Collected data entries

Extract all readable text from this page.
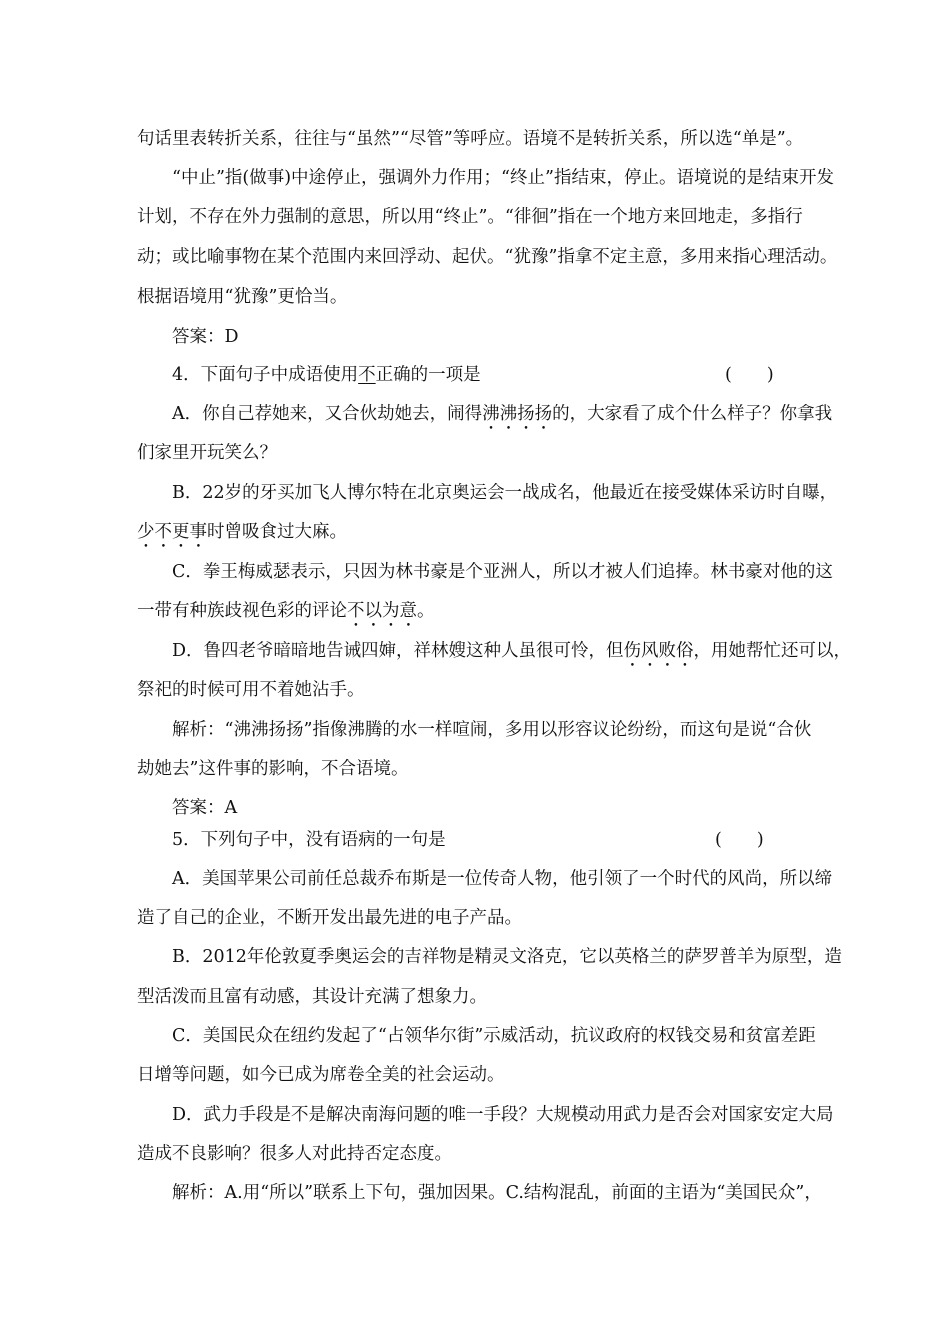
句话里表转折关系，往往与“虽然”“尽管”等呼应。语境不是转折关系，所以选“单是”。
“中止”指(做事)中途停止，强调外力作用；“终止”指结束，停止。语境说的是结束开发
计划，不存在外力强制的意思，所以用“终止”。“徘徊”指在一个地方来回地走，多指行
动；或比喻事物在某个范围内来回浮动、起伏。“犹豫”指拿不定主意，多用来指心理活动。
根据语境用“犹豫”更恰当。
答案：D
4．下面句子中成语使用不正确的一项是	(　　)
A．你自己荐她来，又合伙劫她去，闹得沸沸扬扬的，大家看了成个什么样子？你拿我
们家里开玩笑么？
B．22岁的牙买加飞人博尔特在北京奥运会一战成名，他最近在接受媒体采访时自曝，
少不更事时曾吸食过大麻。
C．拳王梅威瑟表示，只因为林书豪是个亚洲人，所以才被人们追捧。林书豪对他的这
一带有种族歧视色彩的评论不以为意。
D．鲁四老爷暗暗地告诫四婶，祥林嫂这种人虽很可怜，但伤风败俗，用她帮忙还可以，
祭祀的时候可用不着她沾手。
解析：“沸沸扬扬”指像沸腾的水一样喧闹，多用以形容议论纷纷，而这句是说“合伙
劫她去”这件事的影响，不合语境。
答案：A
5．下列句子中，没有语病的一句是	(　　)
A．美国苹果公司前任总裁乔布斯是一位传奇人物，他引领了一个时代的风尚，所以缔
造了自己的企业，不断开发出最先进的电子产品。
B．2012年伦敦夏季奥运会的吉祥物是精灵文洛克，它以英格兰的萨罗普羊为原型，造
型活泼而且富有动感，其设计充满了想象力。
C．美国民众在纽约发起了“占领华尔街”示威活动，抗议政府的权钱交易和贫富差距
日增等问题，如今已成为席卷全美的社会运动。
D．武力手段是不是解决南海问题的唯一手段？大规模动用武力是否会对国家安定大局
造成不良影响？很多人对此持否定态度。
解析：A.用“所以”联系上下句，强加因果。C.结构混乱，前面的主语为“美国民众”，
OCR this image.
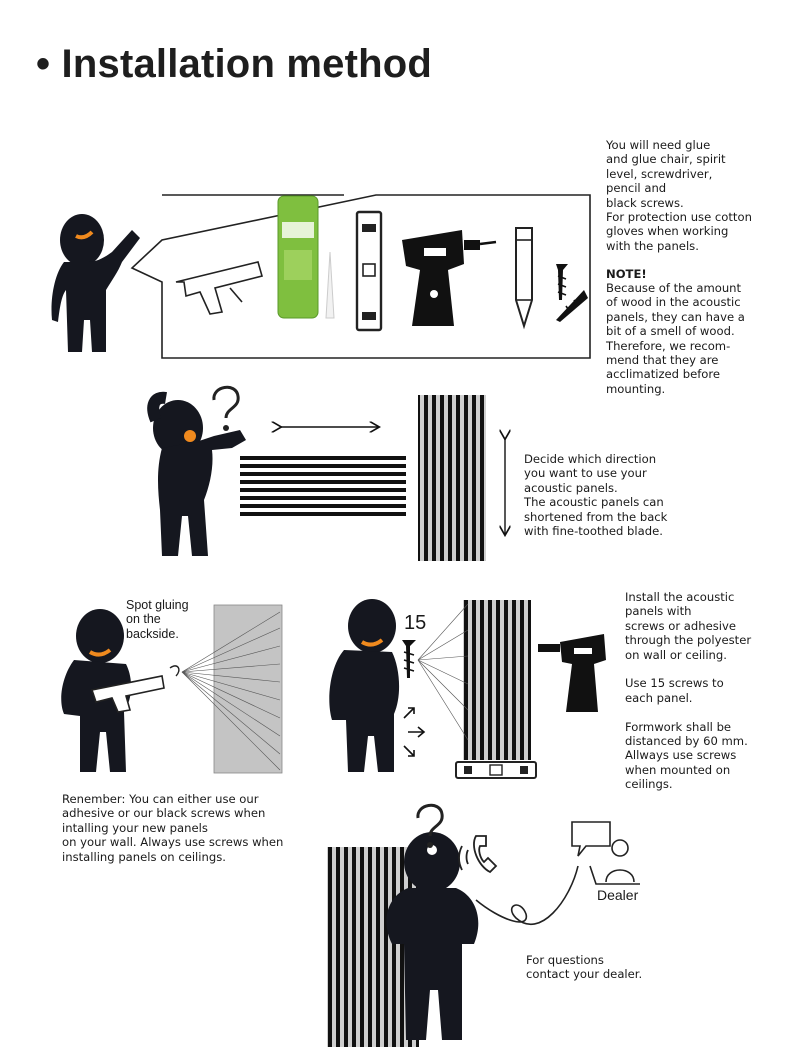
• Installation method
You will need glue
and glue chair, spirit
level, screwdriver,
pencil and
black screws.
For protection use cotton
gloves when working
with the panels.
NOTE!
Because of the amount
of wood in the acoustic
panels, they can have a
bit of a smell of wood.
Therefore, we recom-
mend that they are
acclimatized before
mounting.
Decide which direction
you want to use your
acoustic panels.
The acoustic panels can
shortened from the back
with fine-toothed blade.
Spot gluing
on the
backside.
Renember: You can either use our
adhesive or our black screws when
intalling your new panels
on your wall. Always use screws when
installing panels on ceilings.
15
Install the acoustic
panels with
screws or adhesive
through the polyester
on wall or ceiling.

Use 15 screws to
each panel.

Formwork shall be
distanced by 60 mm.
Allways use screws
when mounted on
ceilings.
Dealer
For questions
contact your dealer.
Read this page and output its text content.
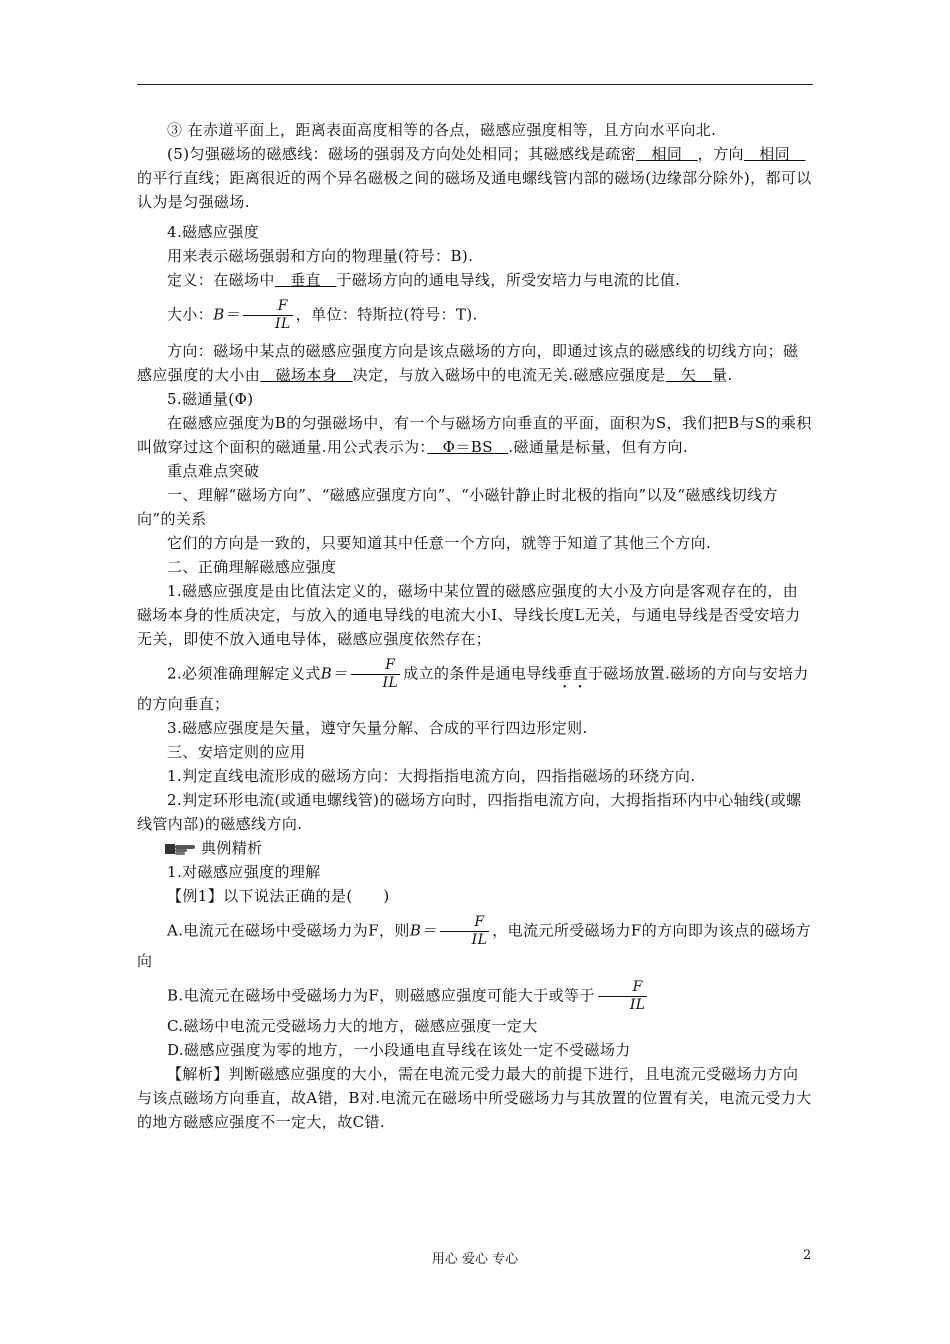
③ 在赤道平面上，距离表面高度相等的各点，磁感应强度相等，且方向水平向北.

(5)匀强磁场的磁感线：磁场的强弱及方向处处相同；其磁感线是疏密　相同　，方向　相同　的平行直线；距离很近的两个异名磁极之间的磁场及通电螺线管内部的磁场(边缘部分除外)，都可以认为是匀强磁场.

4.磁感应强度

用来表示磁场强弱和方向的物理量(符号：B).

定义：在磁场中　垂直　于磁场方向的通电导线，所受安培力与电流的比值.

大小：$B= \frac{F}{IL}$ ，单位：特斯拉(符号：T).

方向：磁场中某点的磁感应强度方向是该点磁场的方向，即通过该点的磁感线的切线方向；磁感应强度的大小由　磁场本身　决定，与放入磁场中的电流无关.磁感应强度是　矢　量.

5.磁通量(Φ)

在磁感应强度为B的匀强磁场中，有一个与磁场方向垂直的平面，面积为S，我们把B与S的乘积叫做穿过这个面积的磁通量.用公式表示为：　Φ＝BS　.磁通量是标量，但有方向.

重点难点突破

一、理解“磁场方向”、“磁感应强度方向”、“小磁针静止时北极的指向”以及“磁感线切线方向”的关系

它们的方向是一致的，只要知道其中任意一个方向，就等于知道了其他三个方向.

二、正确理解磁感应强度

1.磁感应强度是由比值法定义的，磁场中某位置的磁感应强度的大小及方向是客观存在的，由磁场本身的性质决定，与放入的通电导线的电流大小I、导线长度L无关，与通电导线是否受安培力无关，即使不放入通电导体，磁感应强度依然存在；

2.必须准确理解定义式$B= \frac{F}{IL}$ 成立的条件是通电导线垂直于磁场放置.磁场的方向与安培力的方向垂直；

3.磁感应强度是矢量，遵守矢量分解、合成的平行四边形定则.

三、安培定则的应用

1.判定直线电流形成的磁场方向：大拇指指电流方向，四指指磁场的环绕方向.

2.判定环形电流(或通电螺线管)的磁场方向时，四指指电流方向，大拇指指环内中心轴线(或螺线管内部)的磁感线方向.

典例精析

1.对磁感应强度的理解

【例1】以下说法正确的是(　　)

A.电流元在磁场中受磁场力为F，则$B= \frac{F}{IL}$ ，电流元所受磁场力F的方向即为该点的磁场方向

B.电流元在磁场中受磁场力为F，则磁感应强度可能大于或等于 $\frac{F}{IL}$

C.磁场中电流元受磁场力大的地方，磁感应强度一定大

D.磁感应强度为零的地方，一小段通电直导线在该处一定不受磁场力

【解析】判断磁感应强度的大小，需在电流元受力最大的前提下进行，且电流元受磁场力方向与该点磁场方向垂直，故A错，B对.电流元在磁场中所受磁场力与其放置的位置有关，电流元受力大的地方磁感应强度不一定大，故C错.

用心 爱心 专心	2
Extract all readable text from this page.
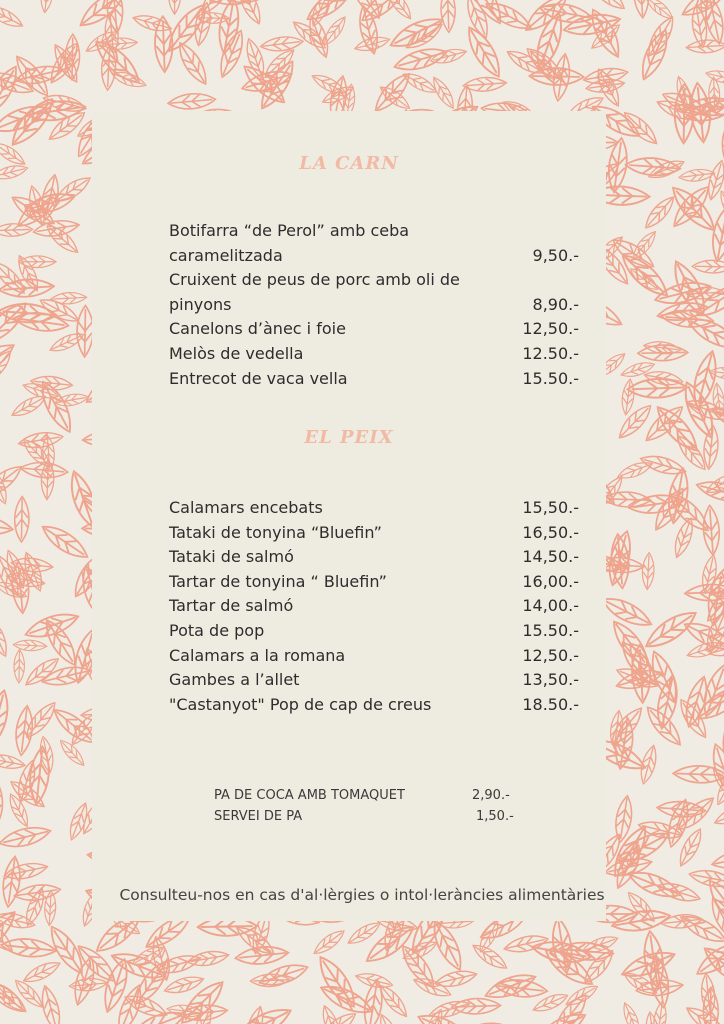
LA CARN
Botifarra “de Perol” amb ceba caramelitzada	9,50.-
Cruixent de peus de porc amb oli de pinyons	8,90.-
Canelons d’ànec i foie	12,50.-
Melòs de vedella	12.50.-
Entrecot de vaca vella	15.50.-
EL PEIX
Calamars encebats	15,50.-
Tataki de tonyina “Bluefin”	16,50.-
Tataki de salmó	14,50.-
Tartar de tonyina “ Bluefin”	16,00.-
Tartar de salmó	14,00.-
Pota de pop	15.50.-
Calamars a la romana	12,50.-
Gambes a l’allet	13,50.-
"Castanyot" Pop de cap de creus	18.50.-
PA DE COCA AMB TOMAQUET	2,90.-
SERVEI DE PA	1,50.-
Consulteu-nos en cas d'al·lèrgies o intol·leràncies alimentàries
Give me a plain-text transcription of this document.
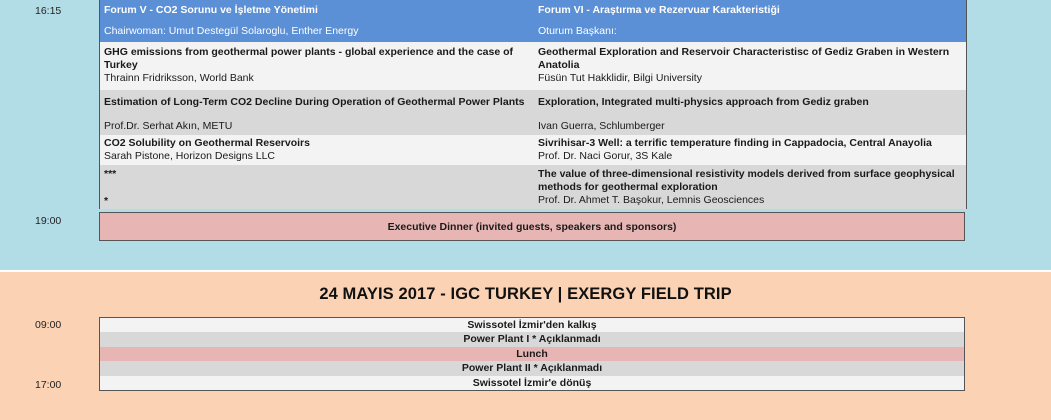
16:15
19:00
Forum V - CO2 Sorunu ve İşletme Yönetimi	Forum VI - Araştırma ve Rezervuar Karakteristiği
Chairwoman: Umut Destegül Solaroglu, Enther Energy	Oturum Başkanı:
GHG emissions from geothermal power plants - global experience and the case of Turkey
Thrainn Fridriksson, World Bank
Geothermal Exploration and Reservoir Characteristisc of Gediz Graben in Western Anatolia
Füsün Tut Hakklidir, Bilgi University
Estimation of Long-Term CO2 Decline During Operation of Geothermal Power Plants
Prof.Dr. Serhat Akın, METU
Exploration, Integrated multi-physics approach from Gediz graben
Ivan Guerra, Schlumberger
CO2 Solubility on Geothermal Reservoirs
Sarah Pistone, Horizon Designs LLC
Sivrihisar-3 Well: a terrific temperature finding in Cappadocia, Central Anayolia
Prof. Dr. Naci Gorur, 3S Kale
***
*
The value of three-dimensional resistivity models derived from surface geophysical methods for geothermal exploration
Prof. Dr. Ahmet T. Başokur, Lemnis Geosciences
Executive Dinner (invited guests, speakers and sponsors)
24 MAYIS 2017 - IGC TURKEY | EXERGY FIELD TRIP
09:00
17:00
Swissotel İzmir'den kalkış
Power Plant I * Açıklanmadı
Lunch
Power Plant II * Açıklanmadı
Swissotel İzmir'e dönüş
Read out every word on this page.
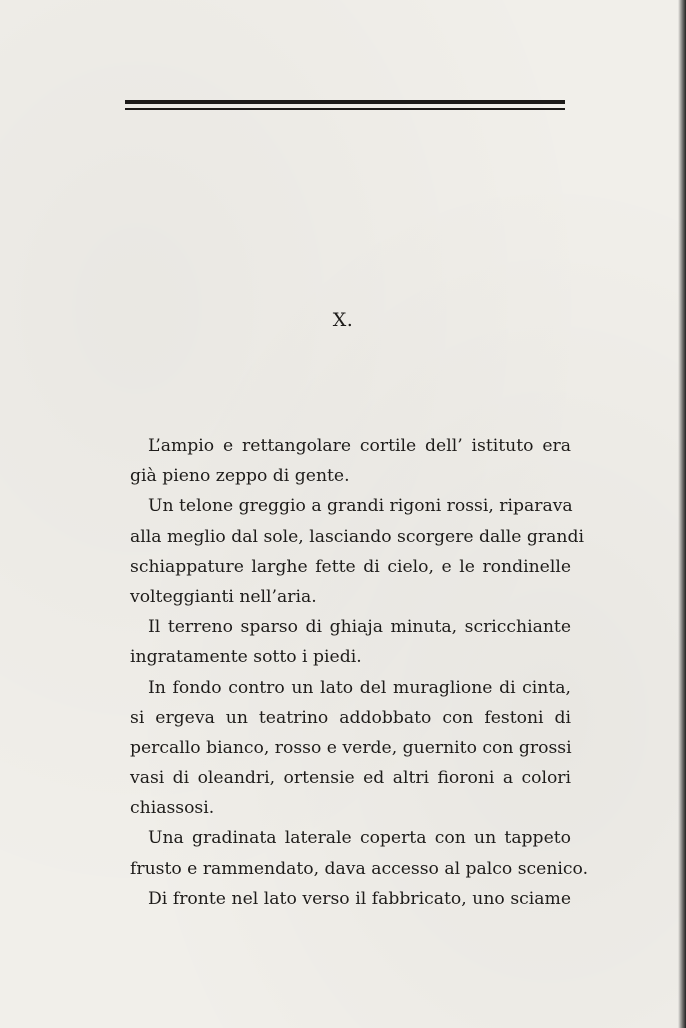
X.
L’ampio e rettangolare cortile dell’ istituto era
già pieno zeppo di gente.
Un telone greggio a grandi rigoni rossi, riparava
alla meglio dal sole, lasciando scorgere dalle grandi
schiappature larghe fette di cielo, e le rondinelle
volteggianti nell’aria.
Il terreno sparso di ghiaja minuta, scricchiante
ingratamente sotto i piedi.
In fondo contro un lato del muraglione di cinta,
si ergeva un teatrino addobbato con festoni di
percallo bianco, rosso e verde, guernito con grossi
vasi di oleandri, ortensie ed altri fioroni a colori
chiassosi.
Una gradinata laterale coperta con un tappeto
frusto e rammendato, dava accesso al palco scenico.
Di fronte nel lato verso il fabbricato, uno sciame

GIVEN INSTRUCTION: From the line containing "Read out every word on this page." to the end of the data above, give those lines again verbatim, with both endpoints included and no images.

CORRECT ANSWER:
Read out every word on this page.
X.
L’ampio e rettangolare cortile dell’ istituto era
già pieno zeppo di gente.
Un telone greggio a grandi rigoni rossi, riparava
alla meglio dal sole, lasciando scorgere dalle grandi
schiappature larghe fette di cielo, e le rondinelle
volteggianti nell’aria.
Il terreno sparso di ghiaja minuta, scricchiante
ingratamente sotto i piedi.
In fondo contro un lato del muraglione di cinta,
si ergeva un teatrino addobbato con festoni di
percallo bianco, rosso e verde, guernito con grossi
vasi di oleandri, ortensie ed altri fioroni a colori
chiassosi.
Una gradinata laterale coperta con un tappeto
frusto e rammendato, dava accesso al palco scenico.
Di fronte nel lato verso il fabbricato, uno sciame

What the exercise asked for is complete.